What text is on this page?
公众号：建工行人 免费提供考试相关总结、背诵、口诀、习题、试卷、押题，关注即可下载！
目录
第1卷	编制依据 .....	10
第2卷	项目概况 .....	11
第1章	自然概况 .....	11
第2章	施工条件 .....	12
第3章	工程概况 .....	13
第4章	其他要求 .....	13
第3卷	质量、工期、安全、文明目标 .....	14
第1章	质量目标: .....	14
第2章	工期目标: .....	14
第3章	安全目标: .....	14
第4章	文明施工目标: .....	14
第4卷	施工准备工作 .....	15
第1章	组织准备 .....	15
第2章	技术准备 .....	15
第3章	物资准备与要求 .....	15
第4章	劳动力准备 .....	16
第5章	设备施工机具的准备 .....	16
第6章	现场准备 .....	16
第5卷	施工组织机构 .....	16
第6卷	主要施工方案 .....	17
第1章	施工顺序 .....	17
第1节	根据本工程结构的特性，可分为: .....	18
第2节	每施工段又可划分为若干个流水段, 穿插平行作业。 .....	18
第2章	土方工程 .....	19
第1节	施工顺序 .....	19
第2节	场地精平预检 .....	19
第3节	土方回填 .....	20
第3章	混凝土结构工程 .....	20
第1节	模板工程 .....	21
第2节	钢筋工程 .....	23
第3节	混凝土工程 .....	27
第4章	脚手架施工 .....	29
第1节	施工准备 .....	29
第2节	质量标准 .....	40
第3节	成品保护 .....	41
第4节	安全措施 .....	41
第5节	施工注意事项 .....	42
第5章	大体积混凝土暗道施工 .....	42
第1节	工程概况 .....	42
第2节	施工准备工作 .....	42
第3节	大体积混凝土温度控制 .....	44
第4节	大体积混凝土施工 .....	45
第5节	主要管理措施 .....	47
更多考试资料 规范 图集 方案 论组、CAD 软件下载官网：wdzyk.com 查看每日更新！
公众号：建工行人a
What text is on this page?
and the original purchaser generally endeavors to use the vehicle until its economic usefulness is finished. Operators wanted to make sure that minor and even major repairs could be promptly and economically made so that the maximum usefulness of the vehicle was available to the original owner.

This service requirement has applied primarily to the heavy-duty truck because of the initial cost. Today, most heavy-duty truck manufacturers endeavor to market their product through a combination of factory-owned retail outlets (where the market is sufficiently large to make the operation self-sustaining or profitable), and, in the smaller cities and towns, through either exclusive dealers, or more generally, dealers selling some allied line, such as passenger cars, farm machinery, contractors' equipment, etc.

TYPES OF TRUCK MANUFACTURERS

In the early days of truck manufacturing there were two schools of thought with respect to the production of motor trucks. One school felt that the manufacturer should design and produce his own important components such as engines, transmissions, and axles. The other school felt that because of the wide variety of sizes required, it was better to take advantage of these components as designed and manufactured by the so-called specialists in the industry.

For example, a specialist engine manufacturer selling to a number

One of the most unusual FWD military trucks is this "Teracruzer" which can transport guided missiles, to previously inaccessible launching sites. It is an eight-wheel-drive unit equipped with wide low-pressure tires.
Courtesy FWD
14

> _WHAT TO WORK ON_
List each line of the records that holds the string "generally".

> _OUTPUT OF THE TASK_
and the original purchaser generally endeavors to use the vehicle until its economic usefulness is finished. Operators wanted to make sure that minor and even major repairs could be promptly and economically made so that the maximum usefulness of the vehicle was available to the original owner.
This service requirement has applied primarily to the heavy-duty truck because of the initial cost. Today, most heavy-duty truck manufacturers endeavor to market their product through a combination of factory-owned retail outlets (where the market is sufficiently large to make the operation self-sustaining or profitable), and, in the smaller cities and towns, through either exclusive dealers, or more generally, dealers selling some allied line, such as passenger cars, farm machinery, contractors' equipment, etc.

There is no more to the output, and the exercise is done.